Stored dataset items:
>>>>>
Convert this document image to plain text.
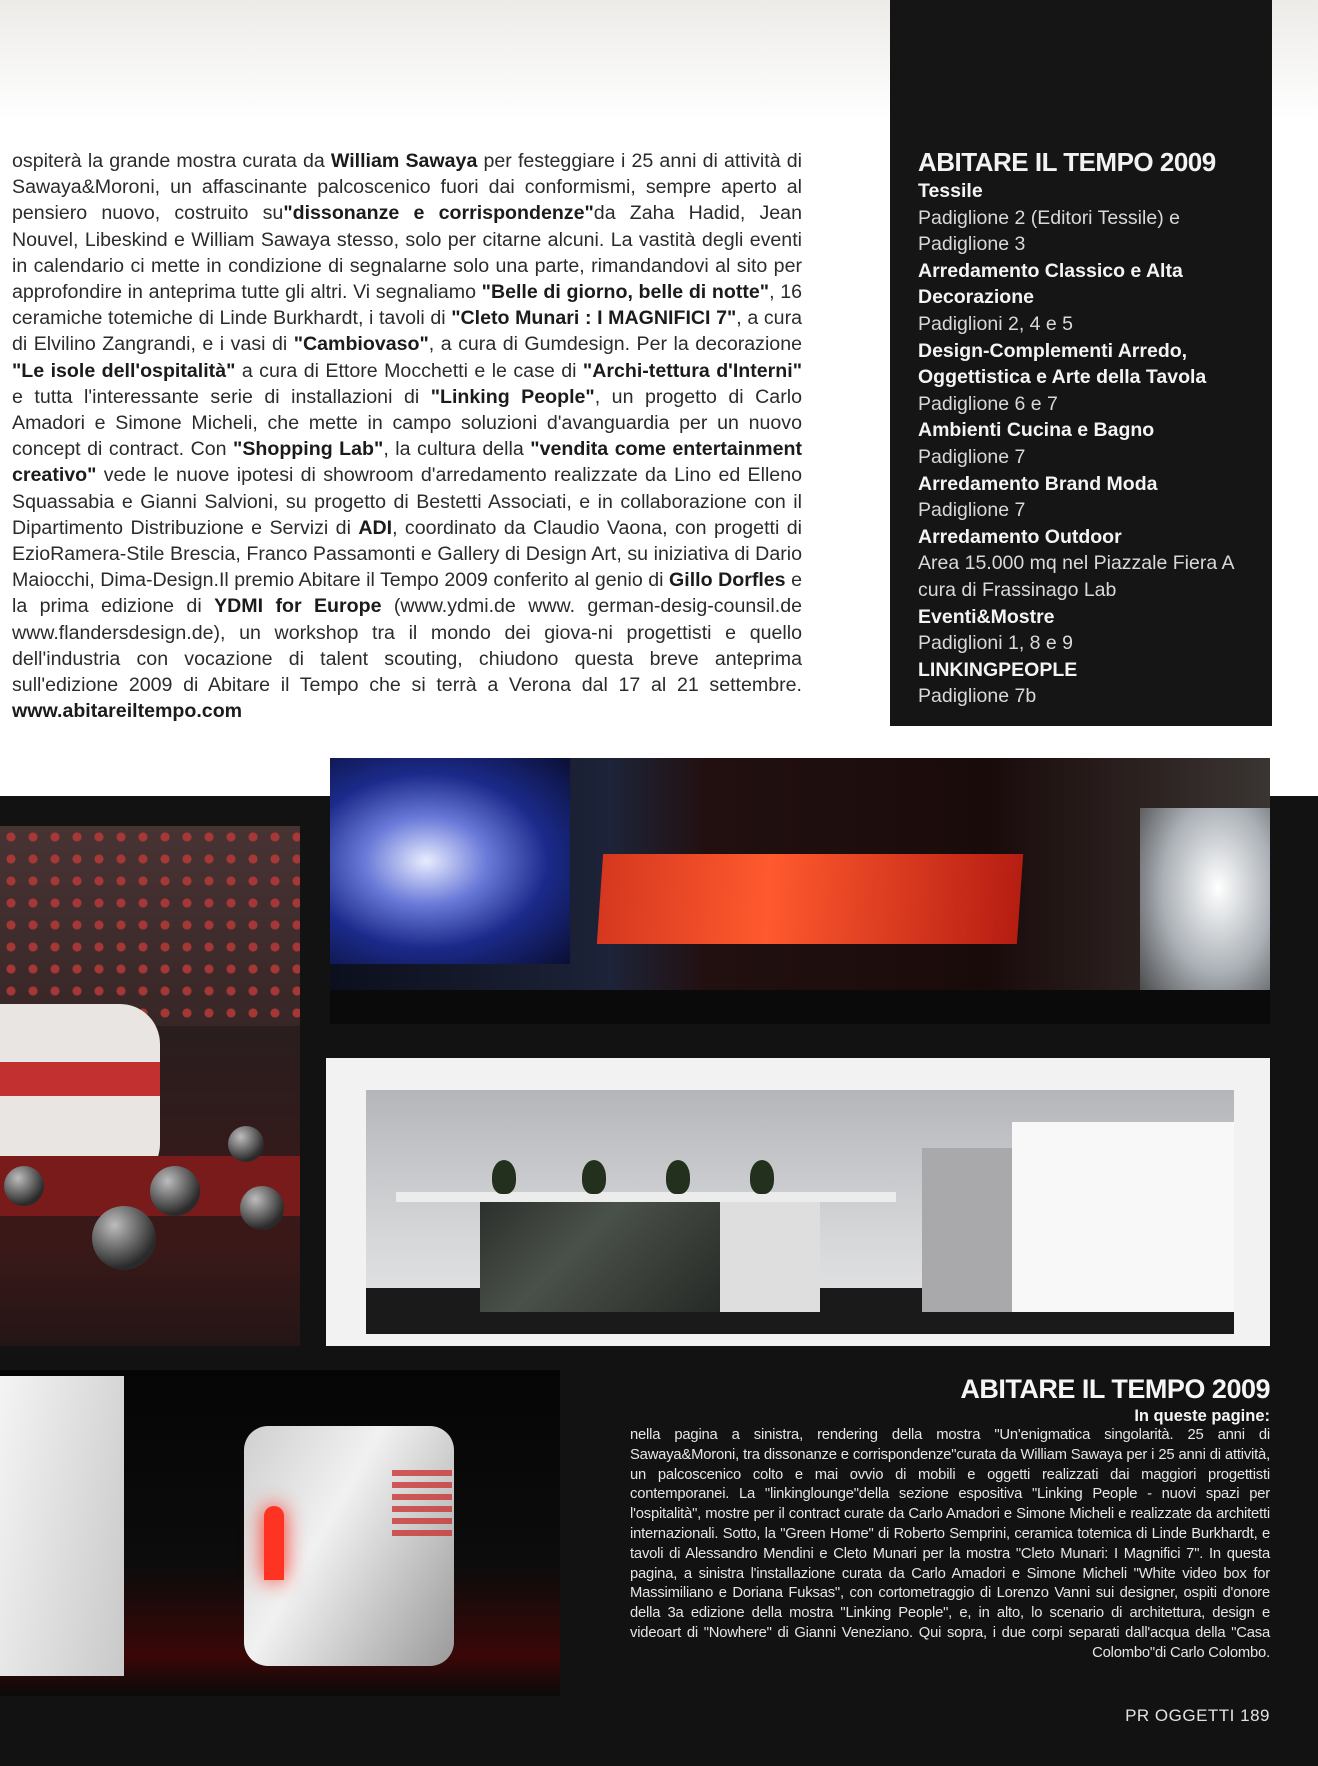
ospiterà la grande mostra curata da William Sawaya per festeggiare i 25 anni di attività di Sawaya&Moroni, un affascinante palcoscenico fuori dai conformismi, sempre aperto al pensiero nuovo, costruito su"dissonanze e corrispondenze"da Zaha Hadid, Jean Nouvel, Libeskind e William Sawaya stesso, solo per citarne alcuni. La vastità degli eventi in calendario ci mette in condizione di segnalarne solo una parte, rimandandovi al sito per approfondire in anteprima tutte gli altri. Vi segnaliamo "Belle di giorno, belle di notte", 16 ceramiche totemiche di Linde Burkhardt, i tavoli di "Cleto Munari : I MAGNIFICI 7", a cura di Elvilino Zangrandi, e i vasi di "Cambiovaso", a cura di Gumdesign. Per la decorazione "Le isole dell'ospitalità" a cura di Ettore Mocchetti e le case di "Archi-tettura d'Interni" e tutta l'interessante serie di installazioni di "Linking People", un progetto di Carlo Amadori e Simone Micheli, che mette in campo soluzioni d'avanguardia per un nuovo concept di contract. Con "Shopping Lab", la cultura della "vendita come entertainment creativo" vede le nuove ipotesi di showroom d'arredamento realizzate da Lino ed Elleno Squassabia e Gianni Salvioni, su progetto di Bestetti Associati, e in collaborazione con il Dipartimento Distribuzione e Servizi di ADI, coordinato da Claudio Vaona, con progetti di EzioRamera-Stile Brescia, Franco Passamonti e Gallery di Design Art, su iniziativa di Dario Maiocchi, Dima-Design.Il premio Abitare il Tempo 2009 conferito al genio di Gillo Dorfles e la prima edizione di YDMI for Europe (www.ydmi.de www. german-desig-counsil.de www.flandersdesign.de), un workshop tra il mondo dei giova-ni progettisti e quello dell'industria con vocazione di talent scouting, chiudono questa breve anteprima sull'edizione 2009 di Abitare il Tempo che si terrà a Verona dal 17 al 21 settembre. www.abitareiltempo.com
ABITARE IL TEMPO 2009
Tessile
Padiglione 2 (Editori Tessile) e Padiglione 3
Arredamento Classico e Alta Decorazione
Padiglioni 2, 4 e 5
Design-Complementi Arredo, Oggettistica e Arte della Tavola
Padiglione 6 e 7
Ambienti Cucina e Bagno
Padiglione 7
Arredamento Brand Moda
Padiglione 7
Arredamento Outdoor
Area 15.000 mq nel Piazzale Fiera A cura di Frassinago Lab
Eventi&Mostre
Padiglioni 1, 8 e 9
LINKINGPEOPLE
Padiglione 7b
ABITARE IL TEMPO 2009
In queste pagine:
nella pagina a sinistra, rendering della mostra "Un'enigmatica singolarità. 25 anni di Sawaya&Moroni, tra dissonanze e corrispondenze"curata da William Sawaya per i 25 anni di attività, un palcoscenico colto e mai ovvio di mobili e oggetti realizzati dai maggiori progettisti contemporanei. La "linkinglounge"della sezione espositiva "Linking People - nuovi spazi per l'ospitalità", mostre per il contract curate da Carlo Amadori e Simone Micheli e realizzate da architetti internazionali. Sotto, la "Green Home" di Roberto Semprini, ceramica totemica di Linde Burkhardt, e tavoli di Alessandro Mendini e Cleto Munari per la mostra "Cleto Munari: I Magnifici 7". In questa pagina, a sinistra l'installazione curata da Carlo Amadori e Simone Micheli "White video box for Massimiliano e Doriana Fuksas", con cortometraggio di Lorenzo Vanni sui designer, ospiti d'onore della 3a edizione della mostra "Linking People", e, in alto, lo scenario di architettura, design e videoart di "Nowhere" di Gianni Veneziano. Qui sopra, i due corpi separati dall'acqua della "Casa Colombo"di Carlo Colombo.
PR OGGETTI 189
<<<<<
Reproduce the entries exactly. Do not carry over any picture.

Convert this document image to plain text.
ospiterà la grande mostra curata da William Sawaya per festeggiare i 25 anni di attività di Sawaya&Moroni, un affascinante palcoscenico fuori dai conformismi, sempre aperto al pensiero nuovo, costruito su"dissonanze e corrispondenze"da Zaha Hadid, Jean Nouvel, Libeskind e William Sawaya stesso, solo per citarne alcuni. La vastità degli eventi in calendario ci mette in condizione di segnalarne solo una parte, rimandandovi al sito per approfondire in anteprima tutte gli altri. Vi segnaliamo "Belle di giorno, belle di notte", 16 ceramiche totemiche di Linde Burkhardt, i tavoli di "Cleto Munari : I MAGNIFICI 7", a cura di Elvilino Zangrandi, e i vasi di "Cambiovaso", a cura di Gumdesign. Per la decorazione "Le isole dell'ospitalità" a cura di Ettore Mocchetti e le case di "Archi-tettura d'Interni" e tutta l'interessante serie di installazioni di "Linking People", un progetto di Carlo Amadori e Simone Micheli, che mette in campo soluzioni d'avanguardia per un nuovo concept di contract. Con "Shopping Lab", la cultura della "vendita come entertainment creativo" vede le nuove ipotesi di showroom d'arredamento realizzate da Lino ed Elleno Squassabia e Gianni Salvioni, su progetto di Bestetti Associati, e in collaborazione con il Dipartimento Distribuzione e Servizi di ADI, coordinato da Claudio Vaona, con progetti di EzioRamera-Stile Brescia, Franco Passamonti e Gallery di Design Art, su iniziativa di Dario Maiocchi, Dima-Design.Il premio Abitare il Tempo 2009 conferito al genio di Gillo Dorfles e la prima edizione di YDMI for Europe (www.ydmi.de www. german-desig-counsil.de www.flandersdesign.de), un workshop tra il mondo dei giova-ni progettisti e quello dell'industria con vocazione di talent scouting, chiudono questa breve anteprima sull'edizione 2009 di Abitare il Tempo che si terrà a Verona dal 17 al 21 settembre. www.abitareiltempo.com
ABITARE IL TEMPO 2009
Tessile
Padiglione 2 (Editori Tessile) e Padiglione 3
Arredamento Classico e Alta Decorazione
Padiglioni 2, 4 e 5
Design-Complementi Arredo, Oggettistica e Arte della Tavola
Padiglione 6 e 7
Ambienti Cucina e Bagno
Padiglione 7
Arredamento Brand Moda
Padiglione 7
Arredamento Outdoor
Area 15.000 mq nel Piazzale Fiera A cura di Frassinago Lab
Eventi&Mostre
Padiglioni 1, 8 e 9
LINKINGPEOPLE
Padiglione 7b
ABITARE IL TEMPO 2009
In queste pagine:
nella pagina a sinistra, rendering della mostra "Un'enigmatica singolarità. 25 anni di Sawaya&Moroni, tra dissonanze e corrispondenze"curata da William Sawaya per i 25 anni di attività, un palcoscenico colto e mai ovvio di mobili e oggetti realizzati dai maggiori progettisti contemporanei. La "linkinglounge"della sezione espositiva "Linking People - nuovi spazi per l'ospitalità", mostre per il contract curate da Carlo Amadori e Simone Micheli e realizzate da architetti internazionali. Sotto, la "Green Home" di Roberto Semprini, ceramica totemica di Linde Burkhardt, e tavoli di Alessandro Mendini e Cleto Munari per la mostra "Cleto Munari: I Magnifici 7". In questa pagina, a sinistra l'installazione curata da Carlo Amadori e Simone Micheli "White video box for Massimiliano e Doriana Fuksas", con cortometraggio di Lorenzo Vanni sui designer, ospiti d'onore della 3a edizione della mostra "Linking People", e, in alto, lo scenario di architettura, design e videoart di "Nowhere" di Gianni Veneziano. Qui sopra, i due corpi separati dall'acqua della "Casa Colombo"di Carlo Colombo.
PR OGGETTI 189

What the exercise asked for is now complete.